▶ **Given task**: From the entries below, copy every line that holds the word "name".

▶ **Data for this exercise**:
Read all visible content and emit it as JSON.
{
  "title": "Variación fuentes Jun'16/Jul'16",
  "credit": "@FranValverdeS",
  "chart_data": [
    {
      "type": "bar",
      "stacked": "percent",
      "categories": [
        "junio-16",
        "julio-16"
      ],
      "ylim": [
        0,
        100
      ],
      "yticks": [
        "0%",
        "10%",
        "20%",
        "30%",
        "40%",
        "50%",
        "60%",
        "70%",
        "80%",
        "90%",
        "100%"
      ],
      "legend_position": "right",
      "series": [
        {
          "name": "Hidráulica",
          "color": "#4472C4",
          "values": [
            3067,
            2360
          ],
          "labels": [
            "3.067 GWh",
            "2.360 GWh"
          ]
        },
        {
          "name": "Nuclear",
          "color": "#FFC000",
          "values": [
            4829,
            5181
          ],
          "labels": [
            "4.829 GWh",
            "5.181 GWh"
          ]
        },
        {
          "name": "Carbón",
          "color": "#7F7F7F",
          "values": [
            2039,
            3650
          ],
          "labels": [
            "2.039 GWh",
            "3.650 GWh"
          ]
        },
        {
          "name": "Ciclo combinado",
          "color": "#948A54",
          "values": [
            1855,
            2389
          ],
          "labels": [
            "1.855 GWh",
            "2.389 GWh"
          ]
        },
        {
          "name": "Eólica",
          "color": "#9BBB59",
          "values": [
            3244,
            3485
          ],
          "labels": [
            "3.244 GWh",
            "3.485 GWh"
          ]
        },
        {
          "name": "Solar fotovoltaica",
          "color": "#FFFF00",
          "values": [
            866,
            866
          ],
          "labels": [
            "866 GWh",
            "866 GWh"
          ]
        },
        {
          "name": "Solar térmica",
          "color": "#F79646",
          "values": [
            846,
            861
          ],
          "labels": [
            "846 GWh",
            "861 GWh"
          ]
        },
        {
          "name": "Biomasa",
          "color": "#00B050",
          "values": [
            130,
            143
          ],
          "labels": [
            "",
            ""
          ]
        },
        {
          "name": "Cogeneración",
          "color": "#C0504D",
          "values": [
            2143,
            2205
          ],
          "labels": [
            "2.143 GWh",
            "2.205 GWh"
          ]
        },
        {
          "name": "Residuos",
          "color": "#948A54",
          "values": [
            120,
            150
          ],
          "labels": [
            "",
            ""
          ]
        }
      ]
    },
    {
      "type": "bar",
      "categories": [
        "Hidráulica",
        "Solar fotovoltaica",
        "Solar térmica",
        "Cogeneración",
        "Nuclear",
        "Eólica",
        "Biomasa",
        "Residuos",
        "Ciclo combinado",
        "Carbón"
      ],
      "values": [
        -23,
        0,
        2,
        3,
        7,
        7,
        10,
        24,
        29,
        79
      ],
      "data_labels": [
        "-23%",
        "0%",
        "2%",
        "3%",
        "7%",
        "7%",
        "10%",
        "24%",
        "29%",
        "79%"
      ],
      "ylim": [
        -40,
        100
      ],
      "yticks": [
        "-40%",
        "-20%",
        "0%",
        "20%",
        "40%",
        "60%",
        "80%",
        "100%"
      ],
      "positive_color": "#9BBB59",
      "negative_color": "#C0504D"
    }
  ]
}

...

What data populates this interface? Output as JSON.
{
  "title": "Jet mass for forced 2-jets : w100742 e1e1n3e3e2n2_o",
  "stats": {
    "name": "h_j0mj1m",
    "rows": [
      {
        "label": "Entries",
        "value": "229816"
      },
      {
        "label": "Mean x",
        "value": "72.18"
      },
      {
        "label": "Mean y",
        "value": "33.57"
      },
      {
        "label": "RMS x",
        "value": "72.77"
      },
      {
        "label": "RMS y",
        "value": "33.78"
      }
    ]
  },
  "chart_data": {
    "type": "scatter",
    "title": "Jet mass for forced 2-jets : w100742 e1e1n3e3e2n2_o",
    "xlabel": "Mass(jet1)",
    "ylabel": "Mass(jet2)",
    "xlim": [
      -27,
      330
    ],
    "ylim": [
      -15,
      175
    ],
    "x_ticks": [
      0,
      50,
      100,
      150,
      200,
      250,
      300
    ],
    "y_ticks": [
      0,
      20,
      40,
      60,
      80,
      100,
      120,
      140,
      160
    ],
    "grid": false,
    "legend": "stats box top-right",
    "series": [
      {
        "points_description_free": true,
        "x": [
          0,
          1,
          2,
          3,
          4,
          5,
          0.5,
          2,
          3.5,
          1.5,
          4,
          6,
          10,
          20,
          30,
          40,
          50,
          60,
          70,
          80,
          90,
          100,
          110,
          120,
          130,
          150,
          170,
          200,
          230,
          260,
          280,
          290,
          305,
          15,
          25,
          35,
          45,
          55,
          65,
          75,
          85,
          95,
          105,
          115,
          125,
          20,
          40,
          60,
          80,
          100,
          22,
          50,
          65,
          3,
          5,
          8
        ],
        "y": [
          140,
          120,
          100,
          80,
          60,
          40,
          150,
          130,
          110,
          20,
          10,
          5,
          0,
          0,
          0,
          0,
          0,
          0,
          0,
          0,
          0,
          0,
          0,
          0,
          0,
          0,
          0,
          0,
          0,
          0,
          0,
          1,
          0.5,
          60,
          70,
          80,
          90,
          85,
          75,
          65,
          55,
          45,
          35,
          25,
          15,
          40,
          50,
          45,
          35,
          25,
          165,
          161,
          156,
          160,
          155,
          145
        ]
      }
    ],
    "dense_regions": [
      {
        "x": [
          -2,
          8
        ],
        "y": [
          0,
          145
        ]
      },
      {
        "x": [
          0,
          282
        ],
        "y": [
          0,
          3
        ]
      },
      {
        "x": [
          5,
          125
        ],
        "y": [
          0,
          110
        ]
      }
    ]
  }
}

* * *

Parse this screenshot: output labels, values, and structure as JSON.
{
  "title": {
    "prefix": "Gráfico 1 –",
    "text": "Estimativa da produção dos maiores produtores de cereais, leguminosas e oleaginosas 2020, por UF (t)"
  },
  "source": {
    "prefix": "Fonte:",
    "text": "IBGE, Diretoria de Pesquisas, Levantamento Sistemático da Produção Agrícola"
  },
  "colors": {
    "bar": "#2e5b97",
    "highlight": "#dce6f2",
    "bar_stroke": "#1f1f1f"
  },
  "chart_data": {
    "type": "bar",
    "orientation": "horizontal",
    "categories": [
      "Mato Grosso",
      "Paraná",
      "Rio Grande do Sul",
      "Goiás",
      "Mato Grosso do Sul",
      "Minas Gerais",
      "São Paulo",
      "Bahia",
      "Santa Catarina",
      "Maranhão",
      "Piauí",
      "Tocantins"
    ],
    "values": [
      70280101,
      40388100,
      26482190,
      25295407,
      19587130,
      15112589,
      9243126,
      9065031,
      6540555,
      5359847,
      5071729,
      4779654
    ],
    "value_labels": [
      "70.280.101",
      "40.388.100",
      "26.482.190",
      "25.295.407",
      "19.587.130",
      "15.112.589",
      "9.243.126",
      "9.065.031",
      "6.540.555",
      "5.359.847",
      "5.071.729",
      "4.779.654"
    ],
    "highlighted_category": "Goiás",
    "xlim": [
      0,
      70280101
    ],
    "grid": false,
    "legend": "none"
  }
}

▶ **Problem solution**:
          "name": "Hidráulica",
          "name": "Nuclear",
          "name": "Carbón",
          "name": "Ciclo combinado",
          "name": "Eólica",
          "name": "Solar fotovoltaica",
          "name": "Solar térmica",
          "name": "Biomasa",
          "name": "Cogeneración",
          "name": "Residuos",
    "name": "h_j0mj1m",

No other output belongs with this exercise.